┌────────

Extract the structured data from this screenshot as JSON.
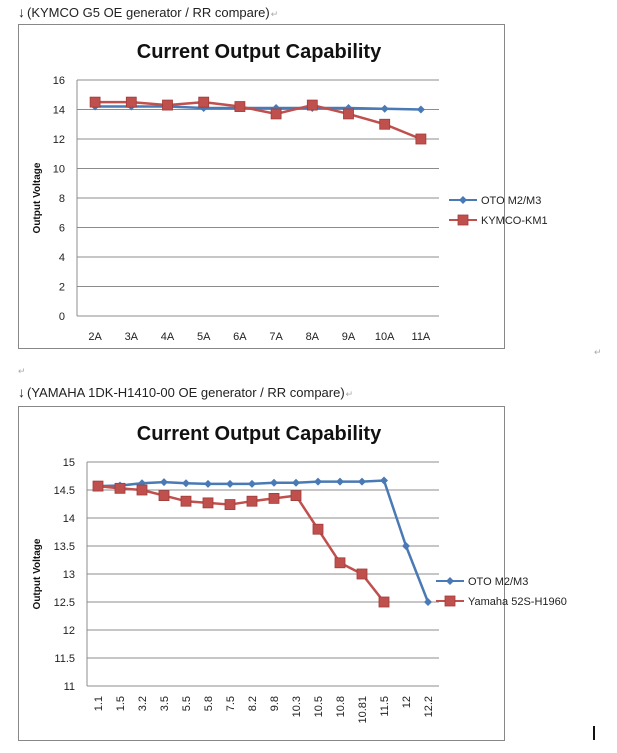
{
  "document": {
    "paragraph_mark": "↵",
    "captions": [
      {
        "arrow": "↓",
        "text": "(KYMCO G5 OE generator / RR compare)"
      },
      {
        "arrow": "↓",
        "text": "(YAMAHA 1DK-H1410-00 OE generator / RR compare)"
      }
    ]
  },
  "chart_data": [
    {
      "type": "line",
      "title": "Current Output Capability",
      "xlabel": "",
      "ylabel": "Output Voltage",
      "categories": [
        "2A",
        "3A",
        "4A",
        "5A",
        "6A",
        "7A",
        "8A",
        "9A",
        "10A",
        "11A"
      ],
      "ylim": [
        0,
        16
      ],
      "yticks": [
        "0",
        "2",
        "4",
        "6",
        "8",
        "10",
        "12",
        "14",
        "16"
      ],
      "grid": true,
      "legend": "right",
      "series": [
        {
          "name": "OTO M2/M3",
          "color": "#4a7ab5",
          "marker": "diamond",
          "values": [
            14.2,
            14.2,
            14.2,
            14.1,
            14.1,
            14.1,
            14.1,
            14.1,
            14.05,
            14.0
          ]
        },
        {
          "name": "KYMCO-KM1",
          "color": "#c0504d",
          "marker": "square",
          "values": [
            14.5,
            14.5,
            14.3,
            14.5,
            14.2,
            13.7,
            14.3,
            13.7,
            13.0,
            12.0
          ]
        }
      ]
    },
    {
      "type": "line",
      "title": "Current Output Capability",
      "xlabel": "",
      "ylabel": "Output Voltage",
      "categories": [
        "1.1",
        "1.5",
        "3.2",
        "3.5",
        "5.5",
        "5.8",
        "7.5",
        "8.2",
        "9.8",
        "10.3",
        "10.5",
        "10.8",
        "10.81",
        "11.5",
        "12",
        "12.2"
      ],
      "ylim": [
        11,
        15
      ],
      "yticks": [
        "11",
        "11.5",
        "12",
        "12.5",
        "13",
        "13.5",
        "14",
        "14.5",
        "15"
      ],
      "grid": true,
      "legend": "right",
      "series": [
        {
          "name": "OTO M2/M3",
          "color": "#4a7ab5",
          "marker": "diamond",
          "values": [
            14.57,
            14.58,
            14.62,
            14.64,
            14.62,
            14.61,
            14.61,
            14.61,
            14.63,
            14.63,
            14.65,
            14.65,
            14.65,
            14.67,
            13.5,
            12.5
          ]
        },
        {
          "name": "Yamaha 52S-H1960",
          "color": "#c0504d",
          "marker": "square",
          "values": [
            14.57,
            14.53,
            14.5,
            14.4,
            14.3,
            14.27,
            14.24,
            14.3,
            14.35,
            14.4,
            13.8,
            13.2,
            13.0,
            12.5,
            null,
            null
          ]
        }
      ]
    }
  ]
}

└────────

**Set exercise**
Print each entry shown above with exact wording and no pictures.

**Solution to the problem**
Extract the structured data from this screenshot as JSON.
{
  "document": {
    "paragraph_mark": "↵",
    "captions": [
      {
        "arrow": "↓",
        "text": "(KYMCO G5 OE generator / RR compare)"
      },
      {
        "arrow": "↓",
        "text": "(YAMAHA 1DK-H1410-00 OE generator / RR compare)"
      }
    ]
  },
  "chart_data": [
    {
      "type": "line",
      "title": "Current Output Capability",
      "xlabel": "",
      "ylabel": "Output Voltage",
      "categories": [
        "2A",
        "3A",
        "4A",
        "5A",
        "6A",
        "7A",
        "8A",
        "9A",
        "10A",
        "11A"
      ],
      "ylim": [
        0,
        16
      ],
      "yticks": [
        "0",
        "2",
        "4",
        "6",
        "8",
        "10",
        "12",
        "14",
        "16"
      ],
      "grid": true,
      "legend": "right",
      "series": [
        {
          "name": "OTO M2/M3",
          "color": "#4a7ab5",
          "marker": "diamond",
          "values": [
            14.2,
            14.2,
            14.2,
            14.1,
            14.1,
            14.1,
            14.1,
            14.1,
            14.05,
            14.0
          ]
        },
        {
          "name": "KYMCO-KM1",
          "color": "#c0504d",
          "marker": "square",
          "values": [
            14.5,
            14.5,
            14.3,
            14.5,
            14.2,
            13.7,
            14.3,
            13.7,
            13.0,
            12.0
          ]
        }
      ]
    },
    {
      "type": "line",
      "title": "Current Output Capability",
      "xlabel": "",
      "ylabel": "Output Voltage",
      "categories": [
        "1.1",
        "1.5",
        "3.2",
        "3.5",
        "5.5",
        "5.8",
        "7.5",
        "8.2",
        "9.8",
        "10.3",
        "10.5",
        "10.8",
        "10.81",
        "11.5",
        "12",
        "12.2"
      ],
      "ylim": [
        11,
        15
      ],
      "yticks": [
        "11",
        "11.5",
        "12",
        "12.5",
        "13",
        "13.5",
        "14",
        "14.5",
        "15"
      ],
      "grid": true,
      "legend": "right",
      "series": [
        {
          "name": "OTO M2/M3",
          "color": "#4a7ab5",
          "marker": "diamond",
          "values": [
            14.57,
            14.58,
            14.62,
            14.64,
            14.62,
            14.61,
            14.61,
            14.61,
            14.63,
            14.63,
            14.65,
            14.65,
            14.65,
            14.67,
            13.5,
            12.5
          ]
        },
        {
          "name": "Yamaha 52S-H1960",
          "color": "#c0504d",
          "marker": "square",
          "values": [
            14.57,
            14.53,
            14.5,
            14.4,
            14.3,
            14.27,
            14.24,
            14.3,
            14.35,
            14.4,
            13.8,
            13.2,
            13.0,
            12.5,
            null,
            null
          ]
        }
      ]
    }
  ]
}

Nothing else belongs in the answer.